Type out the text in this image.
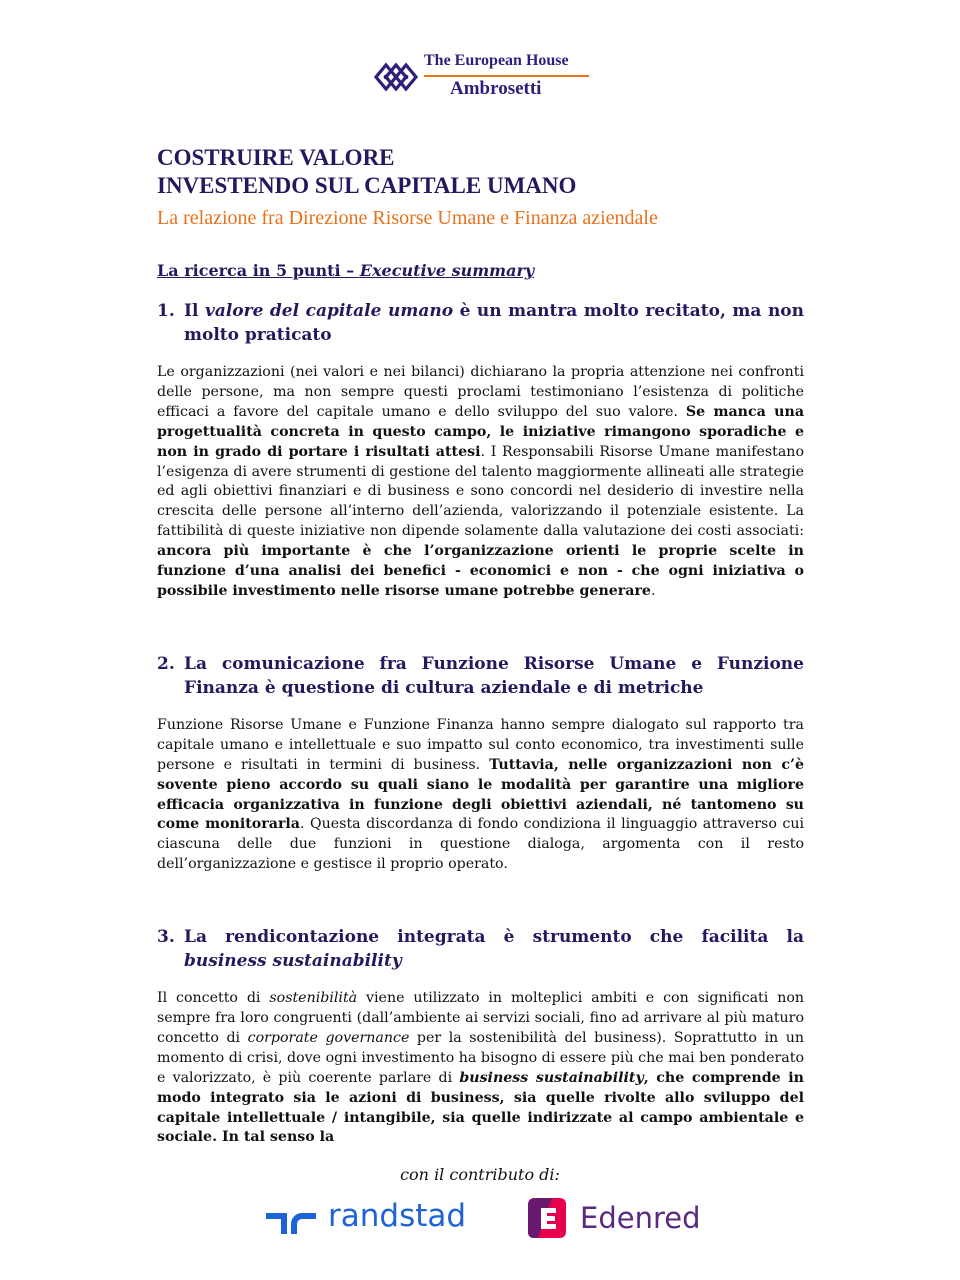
The European House
Ambrosetti
COSTRUIRE VALORE
INVESTENDO SUL CAPITALE UMANO
La relazione fra Direzione Risorse Umane e Finanza aziendale
La ricerca in 5 punti – Executive summary
1. Il valore del capitale umano è un mantra molto recitato, ma non molto praticato

Le organizzazioni (nei valori e nei bilanci) dichiarano la propria attenzione nei confronti delle persone, ma non sempre questi proclami testimoniano l’esistenza di politiche efficaci a favore del capitale umano e dello sviluppo del suo valore. Se manca una progettualità concreta in questo campo, le iniziative rimangono sporadiche e non in grado di portare i risultati attesi. I Responsabili Risorse Umane manifestano l’esigenza di avere strumenti di gestione del talento maggiormente allineati alle strategie ed agli obiettivi finanziari e di business e sono concordi nel desiderio di investire nella crescita delle persone all’interno dell’azienda, valorizzando il potenziale esistente. La fattibilità di queste iniziative non dipende solamente dalla valutazione dei costi associati: ancora più importante è che l’organizzazione orienti le proprie scelte in funzione d’una analisi dei benefici - economici e non - che ogni iniziativa o possibile investimento nelle risorse umane potrebbe generare.

2. La comunicazione fra Funzione Risorse Umane e Funzione Finanza è questione di cultura aziendale e di metriche

Funzione Risorse Umane e Funzione Finanza hanno sempre dialogato sul rapporto tra capitale umano e intellettuale e suo impatto sul conto economico, tra investimenti sulle persone e risultati in termini di business. Tuttavia, nelle organizzazioni non c’è sovente pieno accordo su quali siano le modalità per garantire una migliore efficacia organizzativa in funzione degli obiettivi aziendali, né tantomeno su come monitorarla. Questa discordanza di fondo condiziona il linguaggio attraverso cui ciascuna delle due funzioni in questione dialoga, argomenta con il resto dell’organizzazione e gestisce il proprio operato.

3. La rendicontazione integrata è strumento che facilita la business sustainability

Il concetto di sostenibilità viene utilizzato in molteplici ambiti e con significati non sempre fra loro congruenti (dall’ambiente ai servizi sociali, fino ad arrivare al più maturo concetto di corporate governance per la sostenibilità del business). Soprattutto in un momento di crisi, dove ogni investimento ha bisogno di essere più che mai ben ponderato e valorizzato, è più coerente parlare di business sustainability, che comprende in modo integrato sia le azioni di business, sia quelle rivolte allo sviluppo del capitale intellettuale / intangibile, sia quelle indirizzate al campo ambientale e sociale. In tal senso la

con il contributo di:
randstad	Edenred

───

> PROBLEM DESCRIPTION: Look through the entries and find each line that has the string "questione". Copy those lines.

> RESPONSE TO THE EXERCISE:
2. La comunicazione fra Funzione Risorse Umane e Funzione Finanza è questione di cultura aziendale e di metriche
Funzione Risorse Umane e Funzione Finanza hanno sempre dialogato sul rapporto tra capitale umano e intellettuale e suo impatto sul conto economico, tra investimenti sulle persone e risultati in termini di business. Tuttavia, nelle organizzazioni non c’è sovente pieno accordo su quali siano le modalità per garantire una migliore efficacia organizzativa in funzione degli obiettivi aziendali, né tantomeno su come monitorarla. Questa discordanza di fondo condiziona il linguaggio attraverso cui ciascuna delle due funzioni in questione dialoga, argomenta con il resto dell’organizzazione e gestisce il proprio operato.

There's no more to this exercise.